• _Given records_:

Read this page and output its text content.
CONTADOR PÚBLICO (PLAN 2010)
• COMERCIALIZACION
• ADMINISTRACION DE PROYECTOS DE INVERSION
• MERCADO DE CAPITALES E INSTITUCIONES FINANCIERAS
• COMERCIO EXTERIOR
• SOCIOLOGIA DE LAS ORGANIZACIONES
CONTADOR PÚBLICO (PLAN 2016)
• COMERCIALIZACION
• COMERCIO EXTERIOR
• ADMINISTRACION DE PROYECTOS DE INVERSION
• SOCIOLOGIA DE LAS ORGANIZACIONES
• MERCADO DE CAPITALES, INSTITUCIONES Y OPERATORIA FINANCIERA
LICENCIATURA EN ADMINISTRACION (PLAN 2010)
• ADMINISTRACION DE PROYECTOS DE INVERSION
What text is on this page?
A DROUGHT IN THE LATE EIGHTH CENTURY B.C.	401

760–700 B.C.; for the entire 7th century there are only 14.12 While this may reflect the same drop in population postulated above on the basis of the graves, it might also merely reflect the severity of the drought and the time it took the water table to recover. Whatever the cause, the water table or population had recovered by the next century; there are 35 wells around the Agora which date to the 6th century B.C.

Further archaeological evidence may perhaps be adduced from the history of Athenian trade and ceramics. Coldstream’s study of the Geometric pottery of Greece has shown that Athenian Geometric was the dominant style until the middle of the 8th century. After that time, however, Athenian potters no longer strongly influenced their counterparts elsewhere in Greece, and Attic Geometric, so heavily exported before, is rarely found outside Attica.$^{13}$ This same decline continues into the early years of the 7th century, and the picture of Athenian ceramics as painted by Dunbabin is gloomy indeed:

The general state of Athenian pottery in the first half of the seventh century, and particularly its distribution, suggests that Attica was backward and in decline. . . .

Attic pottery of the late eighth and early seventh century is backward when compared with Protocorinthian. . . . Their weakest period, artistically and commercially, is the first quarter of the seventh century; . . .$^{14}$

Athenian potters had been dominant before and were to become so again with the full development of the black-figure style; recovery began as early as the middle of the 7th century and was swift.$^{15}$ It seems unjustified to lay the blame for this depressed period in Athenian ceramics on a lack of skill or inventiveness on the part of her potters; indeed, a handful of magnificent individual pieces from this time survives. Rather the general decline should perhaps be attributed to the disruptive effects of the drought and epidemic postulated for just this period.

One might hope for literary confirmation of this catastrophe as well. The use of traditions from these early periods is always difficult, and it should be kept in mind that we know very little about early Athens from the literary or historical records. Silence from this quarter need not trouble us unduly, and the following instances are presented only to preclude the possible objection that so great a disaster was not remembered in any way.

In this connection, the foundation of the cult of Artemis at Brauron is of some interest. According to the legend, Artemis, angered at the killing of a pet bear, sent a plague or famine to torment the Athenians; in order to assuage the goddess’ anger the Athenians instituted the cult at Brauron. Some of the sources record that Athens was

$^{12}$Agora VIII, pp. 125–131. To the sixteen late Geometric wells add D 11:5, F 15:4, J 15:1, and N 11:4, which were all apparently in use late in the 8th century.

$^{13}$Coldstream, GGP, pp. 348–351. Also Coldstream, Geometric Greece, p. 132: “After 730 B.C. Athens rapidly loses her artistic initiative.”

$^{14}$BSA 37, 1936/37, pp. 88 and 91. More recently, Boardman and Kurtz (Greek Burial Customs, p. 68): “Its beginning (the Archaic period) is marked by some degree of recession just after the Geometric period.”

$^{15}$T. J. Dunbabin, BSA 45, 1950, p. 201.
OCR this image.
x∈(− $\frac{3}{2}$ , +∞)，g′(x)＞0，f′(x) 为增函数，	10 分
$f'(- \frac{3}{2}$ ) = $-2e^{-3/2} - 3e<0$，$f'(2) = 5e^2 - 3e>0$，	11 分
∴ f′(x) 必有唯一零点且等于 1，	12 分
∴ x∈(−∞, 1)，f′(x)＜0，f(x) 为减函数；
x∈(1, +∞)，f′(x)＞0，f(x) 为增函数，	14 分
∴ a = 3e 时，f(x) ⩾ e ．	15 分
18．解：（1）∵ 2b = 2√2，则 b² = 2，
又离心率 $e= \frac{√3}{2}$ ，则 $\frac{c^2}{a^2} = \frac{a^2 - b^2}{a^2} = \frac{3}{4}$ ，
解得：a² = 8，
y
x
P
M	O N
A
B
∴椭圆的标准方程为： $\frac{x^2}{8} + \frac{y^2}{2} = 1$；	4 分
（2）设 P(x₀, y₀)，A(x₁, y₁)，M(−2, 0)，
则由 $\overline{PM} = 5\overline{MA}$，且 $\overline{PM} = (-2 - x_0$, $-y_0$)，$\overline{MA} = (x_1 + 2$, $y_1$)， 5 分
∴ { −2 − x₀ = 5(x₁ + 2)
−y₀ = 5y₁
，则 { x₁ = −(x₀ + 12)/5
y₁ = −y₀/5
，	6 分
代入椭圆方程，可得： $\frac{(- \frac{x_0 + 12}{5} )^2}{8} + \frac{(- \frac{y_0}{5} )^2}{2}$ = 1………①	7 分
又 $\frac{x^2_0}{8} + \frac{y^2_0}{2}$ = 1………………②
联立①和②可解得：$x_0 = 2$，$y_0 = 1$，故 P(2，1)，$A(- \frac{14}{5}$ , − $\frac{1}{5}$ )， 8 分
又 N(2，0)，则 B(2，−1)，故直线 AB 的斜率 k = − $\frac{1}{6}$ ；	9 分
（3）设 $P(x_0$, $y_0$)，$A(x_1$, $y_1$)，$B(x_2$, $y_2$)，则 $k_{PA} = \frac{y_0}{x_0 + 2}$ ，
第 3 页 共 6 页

• _To be done_: Above are the records; copy all of them exactly.

• _Solution for this exercise_:
Read this page and output its text content.
CONTADOR PÚBLICO (PLAN 2010)
• COMERCIALIZACION
• ADMINISTRACION DE PROYECTOS DE INVERSION
• MERCADO DE CAPITALES E INSTITUCIONES FINANCIERAS
• COMERCIO EXTERIOR
• SOCIOLOGIA DE LAS ORGANIZACIONES
CONTADOR PÚBLICO (PLAN 2016)
• COMERCIALIZACION
• COMERCIO EXTERIOR
• ADMINISTRACION DE PROYECTOS DE INVERSION
• SOCIOLOGIA DE LAS ORGANIZACIONES
• MERCADO DE CAPITALES, INSTITUCIONES Y OPERATORIA FINANCIERA
LICENCIATURA EN ADMINISTRACION (PLAN 2010)
• ADMINISTRACION DE PROYECTOS DE INVERSION
What text is on this page?
A DROUGHT IN THE LATE EIGHTH CENTURY B.C.	401

760–700 B.C.; for the entire 7th century there are only 14.12 While this may reflect the same drop in population postulated above on the basis of the graves, it might also merely reflect the severity of the drought and the time it took the water table to recover. Whatever the cause, the water table or population had recovered by the next century; there are 35 wells around the Agora which date to the 6th century B.C.

Further archaeological evidence may perhaps be adduced from the history of Athenian trade and ceramics. Coldstream’s study of the Geometric pottery of Greece has shown that Athenian Geometric was the dominant style until the middle of the 8th century. After that time, however, Athenian potters no longer strongly influenced their counterparts elsewhere in Greece, and Attic Geometric, so heavily exported before, is rarely found outside Attica.$^{13}$ This same decline continues into the early years of the 7th century, and the picture of Athenian ceramics as painted by Dunbabin is gloomy indeed:

The general state of Athenian pottery in the first half of the seventh century, and particularly its distribution, suggests that Attica was backward and in decline. . . .

Attic pottery of the late eighth and early seventh century is backward when compared with Protocorinthian. . . . Their weakest period, artistically and commercially, is the first quarter of the seventh century; . . .$^{14}$

Athenian potters had been dominant before and were to become so again with the full development of the black-figure style; recovery began as early as the middle of the 7th century and was swift.$^{15}$ It seems unjustified to lay the blame for this depressed period in Athenian ceramics on a lack of skill or inventiveness on the part of her potters; indeed, a handful of magnificent individual pieces from this time survives. Rather the general decline should perhaps be attributed to the disruptive effects of the drought and epidemic postulated for just this period.

One might hope for literary confirmation of this catastrophe as well. The use of traditions from these early periods is always difficult, and it should be kept in mind that we know very little about early Athens from the literary or historical records. Silence from this quarter need not trouble us unduly, and the following instances are presented only to preclude the possible objection that so great a disaster was not remembered in any way.

In this connection, the foundation of the cult of Artemis at Brauron is of some interest. According to the legend, Artemis, angered at the killing of a pet bear, sent a plague or famine to torment the Athenians; in order to assuage the goddess’ anger the Athenians instituted the cult at Brauron. Some of the sources record that Athens was

$^{12}$Agora VIII, pp. 125–131. To the sixteen late Geometric wells add D 11:5, F 15:4, J 15:1, and N 11:4, which were all apparently in use late in the 8th century.

$^{13}$Coldstream, GGP, pp. 348–351. Also Coldstream, Geometric Greece, p. 132: “After 730 B.C. Athens rapidly loses her artistic initiative.”

$^{14}$BSA 37, 1936/37, pp. 88 and 91. More recently, Boardman and Kurtz (Greek Burial Customs, p. 68): “Its beginning (the Archaic period) is marked by some degree of recession just after the Geometric period.”

$^{15}$T. J. Dunbabin, BSA 45, 1950, p. 201.
OCR this image.
x∈(− $\frac{3}{2}$ , +∞)，g′(x)＞0，f′(x) 为增函数，	10 分
$f'(- \frac{3}{2}$ ) = $-2e^{-3/2} - 3e<0$，$f'(2) = 5e^2 - 3e>0$，	11 分
∴ f′(x) 必有唯一零点且等于 1，	12 分
∴ x∈(−∞, 1)，f′(x)＜0，f(x) 为减函数；
x∈(1, +∞)，f′(x)＞0，f(x) 为增函数，	14 分
∴ a = 3e 时，f(x) ⩾ e ．	15 分
18．解：（1）∵ 2b = 2√2，则 b² = 2，
又离心率 $e= \frac{√3}{2}$ ，则 $\frac{c^2}{a^2} = \frac{a^2 - b^2}{a^2} = \frac{3}{4}$ ，
解得：a² = 8，
y
x
P
M	O N
A
B
∴椭圆的标准方程为： $\frac{x^2}{8} + \frac{y^2}{2} = 1$；	4 分
（2）设 P(x₀, y₀)，A(x₁, y₁)，M(−2, 0)，
则由 $\overline{PM} = 5\overline{MA}$，且 $\overline{PM} = (-2 - x_0$, $-y_0$)，$\overline{MA} = (x_1 + 2$, $y_1$)， 5 分
∴ { −2 − x₀ = 5(x₁ + 2)
−y₀ = 5y₁
，则 { x₁ = −(x₀ + 12)/5
y₁ = −y₀/5
，	6 分
代入椭圆方程，可得： $\frac{(- \frac{x_0 + 12}{5} )^2}{8} + \frac{(- \frac{y_0}{5} )^2}{2}$ = 1………①	7 分
又 $\frac{x^2_0}{8} + \frac{y^2_0}{2}$ = 1………………②
联立①和②可解得：$x_0 = 2$，$y_0 = 1$，故 P(2，1)，$A(- \frac{14}{5}$ , − $\frac{1}{5}$ )， 8 分
又 N(2，0)，则 B(2，−1)，故直线 AB 的斜率 k = − $\frac{1}{6}$ ；	9 分
（3）设 $P(x_0$, $y_0$)，$A(x_1$, $y_1$)，$B(x_2$, $y_2$)，则 $k_{PA} = \frac{y_0}{x_0 + 2}$ ，
第 3 页 共 6 页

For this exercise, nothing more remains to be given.